## Activities
**A)** In the MelaFind post-approval study passage below, on what date did the FDA approve the new study timeline?
**B)** Please write the next part of the MelaFind post-approval study passage below, picking up after its final sentence.

## Provided passage
####

We are required to conduct a Post-Approval Study of MelaFind®. If the results from this study are negative or we fail to meet the requirements of this condition of approval, we may not be able to maintain the approval of MelaFind®.
As a condition of approval of our PMA, we must conduct a PAS evaluating the sensitivity and false positive rate of physicians after using MelaFind® to their performance if MelaFind® was not available. Conducting this PAS is costly and time consuming.
We are required to submit to the FDA progress reports on this study every six months during the first two years and annually thereafter. The first progress report was submitted to the FDA in February 2013, the second was submitted on August 8, 2013 and the third report was submitted on February 7, 2014. If the FDA has questions on the data provided in a progress report, or believes the data are incomplete or insufficient, the agency may request additional information, including through a deficiency letter. For example, on March 4, 2013 and October 17, 2013, the FDA sent a letter stating that the information in our progress report was inadequate to allow the agency to complete its review and therefore the FDA asked for additional information. We responded to the March 4, 2013 letter on March 22, 2013 and the October 17, 2013 letter on November 15, 2013. We placed the study on hold September 9, 2013 to investigate below expected enrollment numbers. An interactive review process was initiated by the FDA on January 2, 2014, requesting additional information beyond our October 17, 2013 response letter to the FDA. On January 13, 2014, the FDA closed the interactive review process, deeming that we have sufficiently met our reporting obligations. The study was restarted on February 25, 2014 and on April 2, 2014 the FDA approved our new study timeline and listed our study status as Progress Adequate. On August 8, 2014, we submitted our two year progress report to FDA with revised study timelines, extending all milestones by one year and we are awaiting FDA response. The FDA may seek the advice of advisory panels of outside experts when considering the initiation or progress of post-approval studies. If we have not met the study milestones or timeline specified in the study protocol, we must provide a rationale to the FDA in our progress reports. If a change in the study milestones or timeline could significantly affect the outcome of the PAS, we will need to submit that revision for the agency’s review and approval. We will need to update MelaFind®’s labeling with the results from this study, including any positive or negative results.

####

## Extracted material
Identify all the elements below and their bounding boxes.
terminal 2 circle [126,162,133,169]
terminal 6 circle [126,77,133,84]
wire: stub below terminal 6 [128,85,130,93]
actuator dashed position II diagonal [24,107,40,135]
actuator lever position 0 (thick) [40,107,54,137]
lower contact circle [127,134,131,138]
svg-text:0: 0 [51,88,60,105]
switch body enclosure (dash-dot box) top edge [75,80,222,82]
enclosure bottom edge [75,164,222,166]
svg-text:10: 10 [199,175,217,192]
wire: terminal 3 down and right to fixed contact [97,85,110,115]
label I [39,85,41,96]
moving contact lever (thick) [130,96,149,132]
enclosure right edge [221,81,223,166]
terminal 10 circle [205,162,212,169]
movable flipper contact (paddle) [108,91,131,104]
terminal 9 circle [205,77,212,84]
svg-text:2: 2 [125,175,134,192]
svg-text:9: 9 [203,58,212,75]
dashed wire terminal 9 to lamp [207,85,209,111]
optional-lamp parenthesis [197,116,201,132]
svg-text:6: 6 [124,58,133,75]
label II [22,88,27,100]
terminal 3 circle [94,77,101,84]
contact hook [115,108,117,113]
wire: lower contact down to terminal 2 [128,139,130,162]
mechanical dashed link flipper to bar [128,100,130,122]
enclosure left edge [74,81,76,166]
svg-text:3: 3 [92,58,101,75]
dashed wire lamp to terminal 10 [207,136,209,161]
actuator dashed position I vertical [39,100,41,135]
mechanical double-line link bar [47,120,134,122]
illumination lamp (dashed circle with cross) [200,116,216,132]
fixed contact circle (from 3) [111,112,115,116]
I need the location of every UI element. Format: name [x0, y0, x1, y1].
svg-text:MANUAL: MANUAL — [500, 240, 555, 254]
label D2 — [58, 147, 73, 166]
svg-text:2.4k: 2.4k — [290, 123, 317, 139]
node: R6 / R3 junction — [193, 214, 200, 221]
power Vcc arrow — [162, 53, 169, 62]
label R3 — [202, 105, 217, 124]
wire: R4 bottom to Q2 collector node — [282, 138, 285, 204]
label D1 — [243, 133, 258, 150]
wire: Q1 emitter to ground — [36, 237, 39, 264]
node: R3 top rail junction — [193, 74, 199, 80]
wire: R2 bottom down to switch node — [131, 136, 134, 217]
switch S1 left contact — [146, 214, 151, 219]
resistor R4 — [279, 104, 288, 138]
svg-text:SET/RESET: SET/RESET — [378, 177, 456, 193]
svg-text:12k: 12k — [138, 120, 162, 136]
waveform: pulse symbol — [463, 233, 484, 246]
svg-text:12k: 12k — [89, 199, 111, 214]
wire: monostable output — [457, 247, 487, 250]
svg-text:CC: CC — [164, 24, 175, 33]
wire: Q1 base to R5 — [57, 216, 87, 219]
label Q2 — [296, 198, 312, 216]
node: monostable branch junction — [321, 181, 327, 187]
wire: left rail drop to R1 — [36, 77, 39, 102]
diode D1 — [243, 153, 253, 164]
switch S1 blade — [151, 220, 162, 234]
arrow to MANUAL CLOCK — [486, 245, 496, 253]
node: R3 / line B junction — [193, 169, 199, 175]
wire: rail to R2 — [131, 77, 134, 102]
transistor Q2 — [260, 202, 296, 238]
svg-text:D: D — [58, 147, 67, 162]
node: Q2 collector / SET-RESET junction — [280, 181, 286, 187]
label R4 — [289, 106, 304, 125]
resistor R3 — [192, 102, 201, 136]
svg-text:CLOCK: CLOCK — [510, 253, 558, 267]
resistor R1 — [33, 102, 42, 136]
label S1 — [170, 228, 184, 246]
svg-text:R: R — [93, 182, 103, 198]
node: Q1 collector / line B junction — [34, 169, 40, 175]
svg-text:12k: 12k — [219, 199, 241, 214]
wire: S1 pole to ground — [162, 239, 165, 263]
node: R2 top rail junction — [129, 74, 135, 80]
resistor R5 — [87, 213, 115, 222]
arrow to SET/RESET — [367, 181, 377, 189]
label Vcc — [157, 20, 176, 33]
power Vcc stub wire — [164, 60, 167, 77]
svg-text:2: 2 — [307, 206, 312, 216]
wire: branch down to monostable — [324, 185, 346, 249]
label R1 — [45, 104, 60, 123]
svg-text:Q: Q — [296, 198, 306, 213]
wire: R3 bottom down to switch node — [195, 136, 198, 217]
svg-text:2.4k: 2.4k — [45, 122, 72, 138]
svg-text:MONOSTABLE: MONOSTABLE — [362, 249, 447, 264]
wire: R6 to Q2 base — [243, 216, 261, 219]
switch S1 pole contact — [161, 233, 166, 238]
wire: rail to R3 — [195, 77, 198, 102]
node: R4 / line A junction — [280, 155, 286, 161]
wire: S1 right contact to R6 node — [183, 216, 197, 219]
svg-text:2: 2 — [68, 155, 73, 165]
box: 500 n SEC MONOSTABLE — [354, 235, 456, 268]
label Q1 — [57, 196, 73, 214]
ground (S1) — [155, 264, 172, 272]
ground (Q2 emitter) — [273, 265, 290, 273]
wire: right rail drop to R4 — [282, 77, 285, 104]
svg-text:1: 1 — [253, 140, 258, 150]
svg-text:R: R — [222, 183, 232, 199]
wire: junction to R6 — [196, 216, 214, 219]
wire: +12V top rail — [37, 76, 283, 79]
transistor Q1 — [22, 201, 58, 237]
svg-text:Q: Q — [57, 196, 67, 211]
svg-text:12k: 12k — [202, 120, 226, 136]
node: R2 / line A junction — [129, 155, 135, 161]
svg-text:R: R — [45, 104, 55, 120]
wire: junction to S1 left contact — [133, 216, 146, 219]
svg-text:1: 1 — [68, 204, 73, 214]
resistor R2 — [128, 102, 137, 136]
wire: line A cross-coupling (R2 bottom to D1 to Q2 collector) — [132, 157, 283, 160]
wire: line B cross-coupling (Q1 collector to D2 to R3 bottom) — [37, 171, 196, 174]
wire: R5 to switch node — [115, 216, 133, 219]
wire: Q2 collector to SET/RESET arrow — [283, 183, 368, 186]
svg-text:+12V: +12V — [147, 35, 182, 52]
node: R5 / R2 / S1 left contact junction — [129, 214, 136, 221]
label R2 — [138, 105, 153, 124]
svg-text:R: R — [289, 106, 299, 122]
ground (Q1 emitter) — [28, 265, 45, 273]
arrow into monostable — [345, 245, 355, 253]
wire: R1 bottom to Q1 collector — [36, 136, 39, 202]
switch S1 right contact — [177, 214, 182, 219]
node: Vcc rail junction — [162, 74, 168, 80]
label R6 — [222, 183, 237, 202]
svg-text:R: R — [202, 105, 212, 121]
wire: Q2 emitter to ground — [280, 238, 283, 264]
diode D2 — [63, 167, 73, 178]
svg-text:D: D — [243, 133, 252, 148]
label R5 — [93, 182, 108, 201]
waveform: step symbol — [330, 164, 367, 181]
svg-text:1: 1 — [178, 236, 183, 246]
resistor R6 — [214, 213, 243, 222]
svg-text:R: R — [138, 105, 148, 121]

####

## Answers to the tasks
**A)** April 2, 2014.

**B)**
We may be unable to complete our PAS if, for example, we institute a recall of MelaFind® from the market. The FDA can terminate our study if we have not fulfilled or cannot fulfill the PAS condition of approval; for example, if MelaFind® is not being sold because the device technology is obsolete, study questions are no longer relevant, we withdraw the PMA, or the study cannot answer the PAS question. If the FDA determines the study cannot be completed as designed or because of study data inadequacies, but the study objectives remain important, the FDA may terminate the original study and discuss establishing a new post-approval study commitment and schedule. In appropriate circumstances, the FDA may order additional post-market surveillance.
The FDA may initiate withdrawal of approval of the PMA if the agency concludes we have not met the PAS condition of approval and have not provided a valid scientific justification for doing so. The FDA also may withdraw the approval of the PMA (1) based on negative results from the PAS that indicate the device is unsafe or ineffective under the approved labeling or (2) if we fail to conduct the study in accordance with the FDA’s regulations, including those related to institutional review board and informed consent. If the PMA approval is withdrawn, we would be unable to continue marketing the device without violating the Federal Food, Drug, and Cosmetic Act. The sites involved in our PAS, and we as sponsor of the study, can be inspected by the FDA at any time to assess compliance with the PAS agreement, protocol adherence, human subject protection, and data integrity.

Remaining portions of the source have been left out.